# INSTRUCTIONS TO FOLLOW
Below are some records. Say how many of their lines contain the string "name", and give nothing but the number.

# SOURCE DATA

------------------------------------------------------------

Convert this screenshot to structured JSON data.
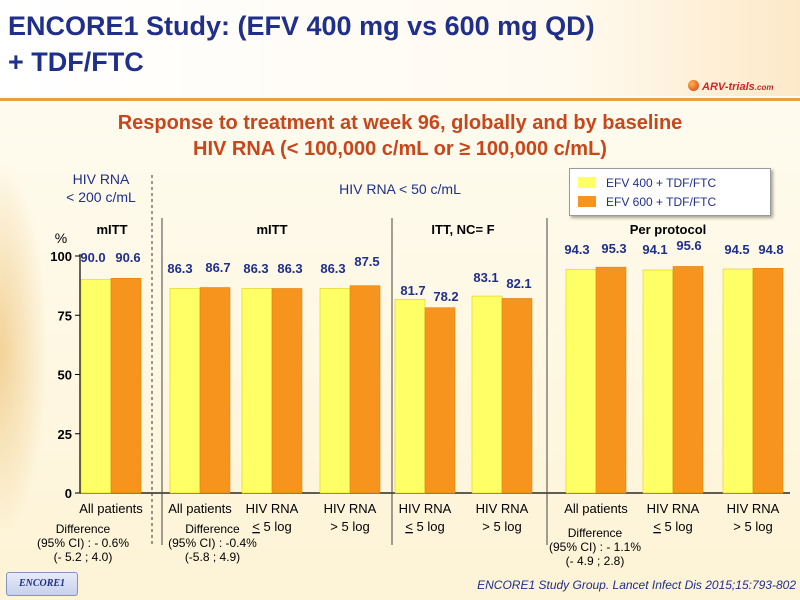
{
  "title_lines": [
    "ENCORE1 Study: (EFV 400 mg vs 600 mg QD)",
    "+ TDF/FTC"
  ],
  "logo": {
    "text": "ARV-trials",
    "domain": ".com"
  },
  "subtitle_lines": [
    "Response to treatment at week 96, globally and by baseline",
    "HIV RNA (< 100,000 c/mL or ≥ 100,000 c/mL)"
  ],
  "hiv_lt200_lines": [
    "HIV RNA",
    "< 200 c/mL"
  ],
  "hiv_lt50": "HIV RNA < 50 c/mL",
  "colors": {
    "efv400": "#ffff66",
    "efv600": "#f7941d",
    "title": "#1f2f8a",
    "subtitle": "#c8461a",
    "label": "#1f2f8a"
  },
  "chart_data": {
    "type": "bar",
    "ylabel": "%",
    "ylim": [
      0,
      100
    ],
    "yticks": [
      0,
      25,
      50,
      75,
      100
    ],
    "series": [
      {
        "name": "EFV 400 + TDF/FTC",
        "values": [
          90.0,
          86.3,
          86.3,
          86.3,
          81.7,
          83.1,
          94.3,
          94.1,
          94.5
        ]
      },
      {
        "name": "EFV 600 + TDF/FTC",
        "values": [
          90.6,
          86.7,
          86.3,
          87.5,
          78.2,
          82.1,
          95.3,
          95.6,
          94.8
        ]
      }
    ],
    "value_labels": {
      "efv400": [
        "90.0",
        "86.3",
        "86.3",
        "86.3",
        "81.7",
        "83.1",
        "94.3",
        "94.1",
        "94.5"
      ],
      "efv600": [
        "90.6",
        "86.7",
        "86.3",
        "87.5",
        "78.2",
        "82.1",
        "95.3",
        "95.6",
        "94.8"
      ]
    },
    "categories": [
      [
        "All patients"
      ],
      [
        "All patients"
      ],
      [
        "HIV RNA",
        "< 5 log"
      ],
      [
        "HIV RNA",
        "> 5 log"
      ],
      [
        "HIV RNA",
        "< 5 log"
      ],
      [
        "HIV RNA",
        "> 5 log"
      ],
      [
        "All patients"
      ],
      [
        "HIV RNA",
        "< 5 log"
      ],
      [
        "HIV RNA",
        "> 5 log"
      ]
    ],
    "group_headers": [
      "mITT",
      "mITT",
      "ITT, NC= F",
      "Per protocol"
    ],
    "differences": [
      [
        "Difference",
        "(95% CI) : - 0.6%",
        "(- 5.2 ; 4.0)"
      ],
      [
        "Difference",
        "(95% CI) : -0.4%",
        "(-5.8 ; 4.9)"
      ],
      [
        "Difference",
        "(95% CI) : - 1.1%",
        "(- 4.9 ; 2.8)"
      ]
    ],
    "legend_position": "top-right",
    "grid": false
  },
  "footer": {
    "badge": "ENCORE1",
    "citation": "ENCORE1 Study Group. Lancet Infect Dis 2015;15:793-802"
  }
}
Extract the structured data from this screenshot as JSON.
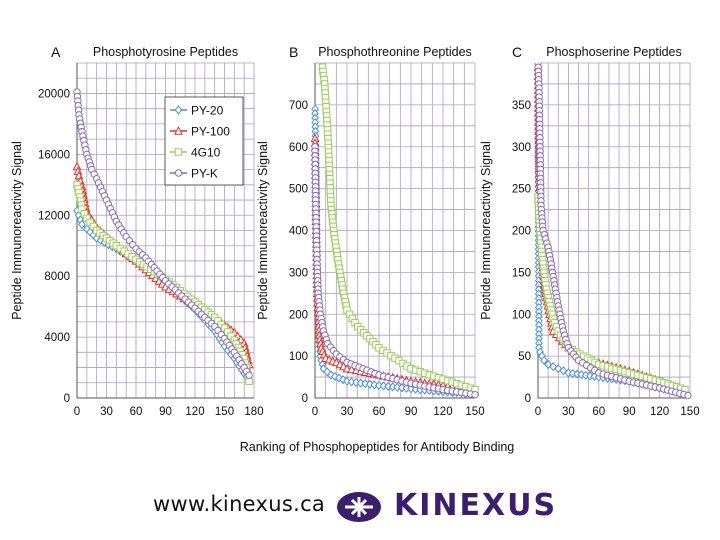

------------------------------------------------------------

# RESPONSE FOR THIS EXERCISE
2